### Records to process
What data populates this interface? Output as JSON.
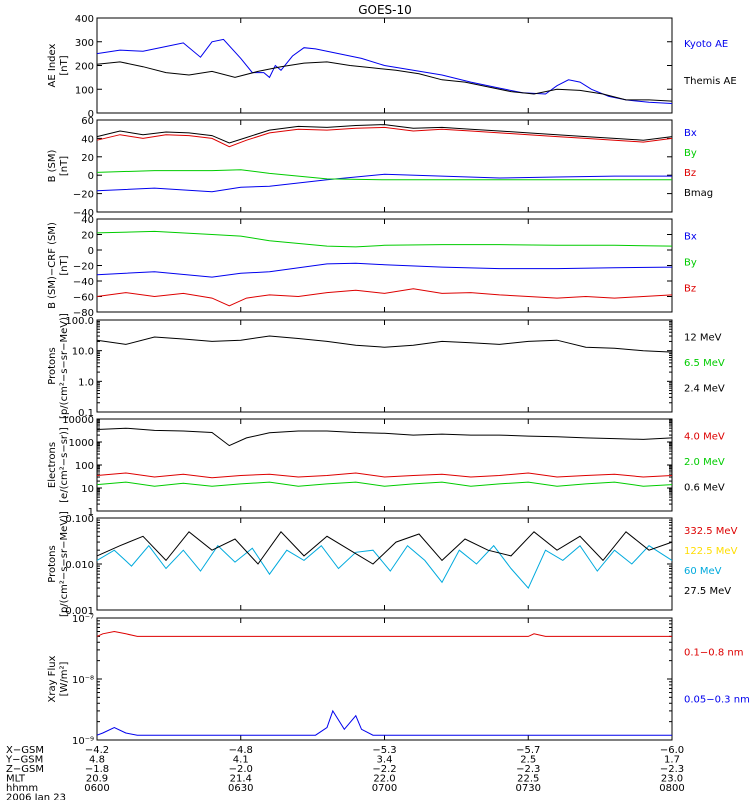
{
  "title": "GOES-10",
  "chart_data": [
    {
      "type": "line",
      "ylabel": [
        "AE Index",
        "[nT]"
      ],
      "ylim": [
        0,
        400
      ],
      "yscale": "linear",
      "yticks": [
        0,
        100,
        200,
        300,
        400
      ],
      "ytick_labels": [
        "0",
        "100",
        "200",
        "300",
        "400"
      ],
      "series": [
        {
          "name": "Kyoto AE",
          "color": "#0000ee",
          "x": [
            0,
            4,
            8,
            12,
            15,
            18,
            20,
            22,
            25,
            27,
            29,
            30,
            31,
            32,
            34,
            36,
            38,
            40,
            42,
            46,
            50,
            55,
            60,
            65,
            70,
            74,
            78,
            80,
            82,
            84,
            86,
            89,
            92,
            96,
            100
          ],
          "values": [
            250,
            265,
            260,
            280,
            295,
            235,
            300,
            310,
            230,
            170,
            170,
            150,
            200,
            180,
            240,
            275,
            270,
            260,
            250,
            230,
            200,
            180,
            160,
            130,
            105,
            85,
            80,
            115,
            140,
            130,
            100,
            70,
            55,
            45,
            40
          ]
        },
        {
          "name": "Themis AE",
          "color": "#000000",
          "x": [
            0,
            4,
            8,
            12,
            16,
            20,
            24,
            28,
            32,
            36,
            40,
            44,
            48,
            52,
            56,
            60,
            64,
            68,
            72,
            76,
            80,
            84,
            88,
            92,
            96,
            100
          ],
          "values": [
            205,
            215,
            195,
            170,
            160,
            175,
            150,
            175,
            195,
            210,
            215,
            200,
            190,
            180,
            165,
            140,
            130,
            110,
            90,
            80,
            100,
            95,
            80,
            55,
            55,
            50
          ]
        }
      ],
      "legend": [
        "Kyoto AE",
        "Themis AE"
      ]
    },
    {
      "type": "line",
      "ylabel": [
        "B (SM)",
        "[nT]"
      ],
      "ylim": [
        -40,
        60
      ],
      "yscale": "linear",
      "yticks": [
        -40,
        -20,
        0,
        20,
        40,
        60
      ],
      "ytick_labels": [
        "−40",
        "−20",
        "0",
        "20",
        "40",
        "60"
      ],
      "series": [
        {
          "name": "Bx",
          "color": "#0000ee",
          "x": [
            0,
            10,
            20,
            25,
            30,
            40,
            50,
            60,
            70,
            80,
            90,
            100
          ],
          "values": [
            -17,
            -14,
            -18,
            -13,
            -12,
            -5,
            1,
            -1,
            -3,
            -2,
            -1,
            -1
          ]
        },
        {
          "name": "By",
          "color": "#00cc00",
          "x": [
            0,
            10,
            20,
            25,
            30,
            40,
            50,
            60,
            70,
            80,
            90,
            100
          ],
          "values": [
            3,
            5,
            5,
            6,
            2,
            -4,
            -5,
            -5,
            -5,
            -5,
            -5,
            -5
          ]
        },
        {
          "name": "Bz",
          "color": "#dd0000",
          "x": [
            0,
            4,
            8,
            12,
            16,
            20,
            23,
            26,
            30,
            35,
            40,
            45,
            50,
            55,
            60,
            65,
            70,
            75,
            80,
            85,
            90,
            95,
            100
          ],
          "values": [
            38,
            44,
            40,
            44,
            43,
            40,
            31,
            38,
            46,
            50,
            49,
            51,
            52,
            48,
            50,
            48,
            46,
            44,
            42,
            40,
            38,
            36,
            40
          ]
        },
        {
          "name": "Bmag",
          "color": "#000000",
          "x": [
            0,
            4,
            8,
            12,
            16,
            20,
            23,
            26,
            30,
            35,
            40,
            45,
            50,
            55,
            60,
            65,
            70,
            75,
            80,
            85,
            90,
            95,
            100
          ],
          "values": [
            42,
            48,
            44,
            47,
            46,
            43,
            35,
            41,
            49,
            53,
            52,
            54,
            55,
            51,
            52,
            50,
            48,
            46,
            44,
            42,
            40,
            38,
            42
          ]
        }
      ],
      "legend": [
        "Bx",
        "By",
        "Bz",
        "Bmag"
      ]
    },
    {
      "type": "line",
      "ylabel": [
        "B (SM)−CRF (SM)",
        "[nT]"
      ],
      "ylim": [
        -80,
        40
      ],
      "yscale": "linear",
      "yticks": [
        -80,
        -60,
        -40,
        -20,
        0,
        20,
        40
      ],
      "ytick_labels": [
        "−80",
        "−60",
        "−40",
        "−20",
        "0",
        "20",
        "40"
      ],
      "series": [
        {
          "name": "Bx",
          "color": "#0000ee",
          "x": [
            0,
            10,
            20,
            25,
            30,
            40,
            45,
            50,
            60,
            70,
            80,
            90,
            100
          ],
          "values": [
            -32,
            -28,
            -35,
            -30,
            -28,
            -18,
            -17,
            -19,
            -22,
            -24,
            -24,
            -23,
            -22
          ]
        },
        {
          "name": "By",
          "color": "#00cc00",
          "x": [
            0,
            10,
            20,
            25,
            30,
            40,
            45,
            50,
            60,
            70,
            80,
            90,
            100
          ],
          "values": [
            22,
            24,
            20,
            18,
            12,
            5,
            4,
            6,
            7,
            7,
            6,
            6,
            5
          ]
        },
        {
          "name": "Bz",
          "color": "#dd0000",
          "x": [
            0,
            5,
            10,
            15,
            20,
            23,
            26,
            30,
            35,
            40,
            45,
            50,
            55,
            60,
            65,
            70,
            75,
            80,
            85,
            90,
            95,
            100
          ],
          "values": [
            -60,
            -55,
            -60,
            -56,
            -62,
            -72,
            -62,
            -58,
            -60,
            -55,
            -52,
            -56,
            -50,
            -56,
            -55,
            -58,
            -60,
            -62,
            -60,
            -62,
            -60,
            -58
          ]
        }
      ],
      "legend": [
        "Bx",
        "By",
        "Bz"
      ]
    },
    {
      "type": "line",
      "ylabel": [
        "Protons",
        "[p/(cm²−s−sr−MeV)]"
      ],
      "ylim": [
        0.1,
        100
      ],
      "yscale": "log",
      "yticks": [
        0.1,
        1,
        10,
        100
      ],
      "ytick_labels": [
        "0.1",
        "1.0",
        "10.0",
        "100.0"
      ],
      "series": [
        {
          "name": "12 MeV",
          "color": "#000000",
          "x": [
            0,
            5,
            10,
            15,
            20,
            25,
            30,
            35,
            40,
            45,
            50,
            55,
            60,
            65,
            70,
            75,
            80,
            85,
            90,
            95,
            100
          ],
          "values": [
            22,
            16,
            28,
            24,
            20,
            22,
            30,
            25,
            20,
            15,
            13,
            15,
            20,
            18,
            16,
            20,
            22,
            13,
            12,
            10,
            9
          ]
        },
        {
          "name": "6.5 MeV",
          "color": "#00cc00",
          "x": [],
          "values": []
        },
        {
          "name": "2.4 MeV",
          "color": "#000000",
          "x": [],
          "values": []
        }
      ],
      "legend": [
        "12 MeV",
        "6.5 MeV",
        "2.4 MeV"
      ]
    },
    {
      "type": "line",
      "ylabel": [
        "Electrons",
        "[e/(cm²−s−sr)]"
      ],
      "ylim": [
        1,
        10000
      ],
      "yscale": "log",
      "yticks": [
        1,
        10,
        100,
        1000,
        10000
      ],
      "ytick_labels": [
        "1",
        "10",
        "100",
        "1000",
        "10000"
      ],
      "series": [
        {
          "name": "4.0 MeV",
          "color": "#dd0000",
          "x": [
            0,
            5,
            10,
            15,
            20,
            25,
            30,
            35,
            40,
            45,
            50,
            55,
            60,
            65,
            70,
            75,
            80,
            85,
            90,
            95,
            100
          ],
          "values": [
            35,
            45,
            30,
            40,
            28,
            35,
            40,
            30,
            35,
            45,
            30,
            35,
            40,
            30,
            35,
            45,
            30,
            35,
            40,
            30,
            35
          ]
        },
        {
          "name": "2.0 MeV",
          "color": "#00cc00",
          "x": [
            0,
            5,
            10,
            15,
            20,
            25,
            30,
            35,
            40,
            45,
            50,
            55,
            60,
            65,
            70,
            75,
            80,
            85,
            90,
            95,
            100
          ],
          "values": [
            14,
            18,
            12,
            16,
            12,
            15,
            18,
            12,
            15,
            18,
            12,
            15,
            18,
            12,
            15,
            18,
            12,
            15,
            18,
            12,
            14
          ]
        },
        {
          "name": "0.6 MeV",
          "color": "#000000",
          "x": [
            0,
            5,
            10,
            15,
            20,
            23,
            26,
            30,
            35,
            40,
            45,
            50,
            55,
            60,
            65,
            70,
            75,
            80,
            85,
            90,
            95,
            100
          ],
          "values": [
            3500,
            4000,
            3200,
            3000,
            2600,
            700,
            1500,
            2500,
            3000,
            3000,
            2600,
            2400,
            2000,
            2200,
            2000,
            2000,
            1800,
            1700,
            1500,
            1400,
            1300,
            1500
          ]
        }
      ],
      "legend": [
        "4.0 MeV",
        "2.0 MeV",
        "0.6 MeV"
      ]
    },
    {
      "type": "line",
      "ylabel": [
        "Protons",
        "[p/(cm²−s−sr−MeV)]"
      ],
      "ylim": [
        0.001,
        0.1
      ],
      "yscale": "log",
      "yticks": [
        0.001,
        0.01,
        0.1
      ],
      "ytick_labels": [
        "0.001",
        "0.010",
        "0.100"
      ],
      "series": [
        {
          "name": "332.5 MeV",
          "color": "#dd0000",
          "x": [],
          "values": []
        },
        {
          "name": "122.5 MeV",
          "color": "#ffdd00",
          "x": [],
          "values": []
        },
        {
          "name": "60 MeV",
          "color": "#00aadd",
          "x": [
            0,
            3,
            6,
            9,
            12,
            15,
            18,
            21,
            24,
            27,
            30,
            33,
            36,
            39,
            42,
            45,
            48,
            51,
            54,
            57,
            60,
            63,
            66,
            69,
            72,
            75,
            78,
            81,
            84,
            87,
            90,
            93,
            96,
            100
          ],
          "values": [
            0.012,
            0.02,
            0.009,
            0.025,
            0.008,
            0.02,
            0.007,
            0.025,
            0.011,
            0.022,
            0.006,
            0.02,
            0.012,
            0.025,
            0.008,
            0.018,
            0.02,
            0.007,
            0.025,
            0.012,
            0.004,
            0.02,
            0.01,
            0.025,
            0.008,
            0.003,
            0.02,
            0.012,
            0.025,
            0.007,
            0.02,
            0.01,
            0.025,
            0.012
          ]
        },
        {
          "name": "27.5 MeV",
          "color": "#000000",
          "x": [
            0,
            4,
            8,
            12,
            16,
            20,
            24,
            28,
            32,
            36,
            40,
            44,
            48,
            52,
            56,
            60,
            64,
            68,
            72,
            76,
            80,
            84,
            88,
            92,
            96,
            100
          ],
          "values": [
            0.015,
            0.025,
            0.04,
            0.012,
            0.05,
            0.02,
            0.035,
            0.01,
            0.05,
            0.015,
            0.04,
            0.02,
            0.01,
            0.03,
            0.045,
            0.012,
            0.035,
            0.02,
            0.015,
            0.05,
            0.02,
            0.04,
            0.012,
            0.05,
            0.02,
            0.03
          ]
        }
      ],
      "legend": [
        "332.5 MeV",
        "122.5 MeV",
        "60 MeV",
        "27.5 MeV"
      ]
    },
    {
      "type": "line",
      "ylabel": [
        "Xray Flux",
        "[W/m²]"
      ],
      "ylim": [
        1e-09,
        1e-07
      ],
      "yscale": "log",
      "yticks": [
        1e-09,
        1e-08,
        1e-07
      ],
      "ytick_labels": [
        "10⁻⁹",
        "10⁻⁸",
        "10⁻⁷"
      ],
      "series": [
        {
          "name": "0.1−0.8 nm",
          "color": "#dd0000",
          "x": [
            0,
            1,
            3,
            5,
            7,
            9,
            11,
            20,
            30,
            40,
            50,
            60,
            70,
            75,
            76,
            78,
            80,
            85,
            90,
            95,
            100
          ],
          "values": [
            5e-08,
            5.5e-08,
            6e-08,
            5.5e-08,
            5e-08,
            5e-08,
            5e-08,
            5e-08,
            5e-08,
            5e-08,
            5e-08,
            5e-08,
            5e-08,
            5e-08,
            5.5e-08,
            5e-08,
            5e-08,
            5e-08,
            5e-08,
            5e-08,
            5e-08
          ]
        },
        {
          "name": "0.05−0.3 nm",
          "color": "#0000ee",
          "x": [
            0,
            1,
            3,
            5,
            7,
            10,
            20,
            30,
            38,
            40,
            41,
            43,
            45,
            46,
            48,
            50,
            60,
            70,
            80,
            90,
            100
          ],
          "values": [
            1.2e-09,
            1.3e-09,
            1.6e-09,
            1.3e-09,
            1.2e-09,
            1.2e-09,
            1.2e-09,
            1.2e-09,
            1.2e-09,
            1.6e-09,
            3e-09,
            1.5e-09,
            2.5e-09,
            1.5e-09,
            1.2e-09,
            1.2e-09,
            1.2e-09,
            1.2e-09,
            1.2e-09,
            1.2e-09,
            1.2e-09
          ]
        }
      ],
      "legend": [
        "0.1−0.8 nm",
        "0.05−0.3 nm"
      ]
    }
  ],
  "x_axis": {
    "rows": [
      {
        "label": "X−GSM",
        "values": [
          "−4.2",
          "−4.8",
          "−5.3",
          "−5.7",
          "−6.0"
        ]
      },
      {
        "label": "Y−GSM",
        "values": [
          "4.8",
          "4.1",
          "3.4",
          "2.5",
          "1.7"
        ]
      },
      {
        "label": "Z−GSM",
        "values": [
          "−1.8",
          "−2.0",
          "−2.2",
          "−2.3",
          "−2.3"
        ]
      },
      {
        "label": "MLT",
        "values": [
          "20.9",
          "21.4",
          "22.0",
          "22.5",
          "23.0"
        ]
      },
      {
        "label": "hhmm",
        "values": [
          "0600",
          "0630",
          "0700",
          "0730",
          "0800"
        ]
      }
    ],
    "date": "2006 Jan 23"
  }
}
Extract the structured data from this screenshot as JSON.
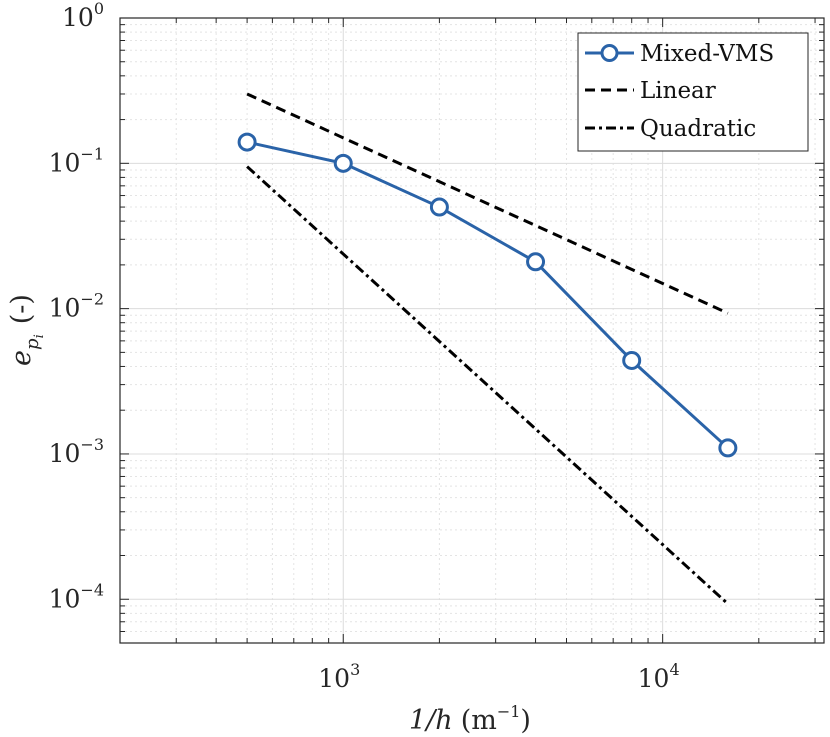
{
  "chart_data": {
    "type": "line",
    "xscale": "log",
    "yscale": "log",
    "xlim": [
      200,
      32000
    ],
    "ylim": [
      5e-05,
      1
    ],
    "grid": true,
    "minor_grid": true,
    "xlabel_main": "1/h",
    "xlabel_unit": "(m",
    "xlabel_exp": "−1",
    "xlabel_close": ")",
    "ylabel_main": "e",
    "ylabel_sub": "p",
    "ylabel_subsub": "i",
    "ylabel_unit": "(-)",
    "x_ticks": [
      {
        "value": 1000,
        "base": "10",
        "exp": "3"
      },
      {
        "value": 10000,
        "base": "10",
        "exp": "4"
      }
    ],
    "y_ticks": [
      {
        "value": 1,
        "base": "10",
        "exp": "0"
      },
      {
        "value": 0.1,
        "base": "10",
        "exp": "−1"
      },
      {
        "value": 0.01,
        "base": "10",
        "exp": "−2"
      },
      {
        "value": 0.001,
        "base": "10",
        "exp": "−3"
      },
      {
        "value": 0.0001,
        "base": "10",
        "exp": "−4"
      }
    ],
    "legend_position": "top-right",
    "series": [
      {
        "name": "Mixed-VMS",
        "style": "solid-circle-markers",
        "color": "#2a63a8",
        "x": [
          500,
          1000,
          2000,
          4000,
          8000,
          16000
        ],
        "y": [
          0.14,
          0.1,
          0.05,
          0.021,
          0.0044,
          0.0011
        ]
      },
      {
        "name": "Linear",
        "style": "dashed",
        "color": "#000000",
        "x": [
          500,
          16000
        ],
        "y": [
          0.3,
          0.0093
        ]
      },
      {
        "name": "Quadratic",
        "style": "dash-dot",
        "color": "#000000",
        "x": [
          500,
          16000
        ],
        "y": [
          0.095,
          9.3e-05
        ]
      }
    ]
  }
}
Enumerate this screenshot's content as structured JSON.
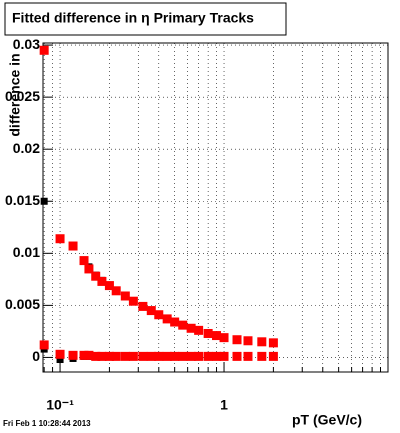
{
  "chart_data": {
    "type": "scatter",
    "title": "Fitted difference in η  Primary Tracks",
    "y_label": "difference in",
    "x_label": "pT (GeV/c)",
    "footer": "Fri Feb  1 10:28:44 2013",
    "log_x": true,
    "grid": true,
    "x": [
      0.08,
      0.1,
      0.12,
      0.14,
      0.15,
      0.165,
      0.18,
      0.2,
      0.22,
      0.25,
      0.28,
      0.32,
      0.36,
      0.4,
      0.45,
      0.5,
      0.56,
      0.63,
      0.7,
      0.8,
      0.9,
      1.0,
      1.2,
      1.4,
      1.7,
      2.0
    ],
    "series": [
      {
        "color": "#000000",
        "marker_size": 7,
        "values": [
          0.015,
          0.0114,
          0.0107,
          0.0093,
          0.0087,
          0.0079,
          0.0074,
          0.0069,
          0.0064,
          0.0059,
          0.0054,
          0.0049,
          0.0045,
          0.0041,
          0.0037,
          0.0034,
          0.0031,
          0.0028,
          0.0026,
          0.0023,
          0.0021,
          0.0019,
          0.0017,
          0.0016,
          0.0015,
          0.0014
        ]
      },
      {
        "color": "#000000",
        "marker_size": 7,
        "values": [
          0.0008,
          -0.0002,
          -0.0001,
          0.0001,
          0.0001,
          0.0001,
          0.0001,
          0.0001,
          0.0001,
          0.0001,
          0.0001,
          0.0001,
          0.0001,
          0.0001,
          0.0001,
          0.0001,
          0.0001,
          0.0001,
          0.0001,
          0.0001,
          0.0001,
          0.0001,
          0.0001,
          0.0001,
          0.0001,
          0.0001
        ]
      },
      {
        "color": "#ff0000",
        "marker_size": 9,
        "values": [
          0.0295,
          0.0114,
          0.0107,
          0.0093,
          0.0085,
          0.0078,
          0.0073,
          0.0069,
          0.0064,
          0.0059,
          0.0054,
          0.0049,
          0.0045,
          0.0041,
          0.0037,
          0.0034,
          0.0031,
          0.0028,
          0.0026,
          0.0023,
          0.0021,
          0.0019,
          0.0017,
          0.0016,
          0.0015,
          0.0014
        ]
      },
      {
        "color": "#ff0000",
        "marker_size": 9,
        "values": [
          0.0012,
          0.0003,
          0.0002,
          0.0002,
          0.0002,
          0.0001,
          0.0001,
          0.0001,
          0.0001,
          0.0001,
          0.0001,
          0.0001,
          0.0001,
          0.0001,
          0.0001,
          0.0001,
          0.0001,
          0.0001,
          0.0001,
          0.0001,
          0.0001,
          0.0001,
          0.0001,
          0.0001,
          0.0001,
          0.0001
        ]
      }
    ],
    "xlim": [
      0.0787,
      10
    ],
    "xticks": [
      {
        "value": 0.1,
        "label": "10⁻¹"
      },
      1
    ],
    "xminor": [
      0.08,
      0.09,
      0.2,
      0.3,
      0.4,
      0.5,
      0.6,
      0.7,
      0.8,
      0.9,
      2,
      3,
      4,
      5,
      6,
      7,
      8,
      9
    ],
    "ylim": [
      -0.0014,
      0.0302
    ],
    "yticks": [
      0,
      0.005,
      0.01,
      0.015,
      0.02,
      0.025,
      0.03
    ]
  }
}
######
* What needs to be done: Which lines above contain "style"? Show each of them.

* Full answer:
        "style": "solid-circle-markers",
        "style": "dashed",
        "style": "dash-dot",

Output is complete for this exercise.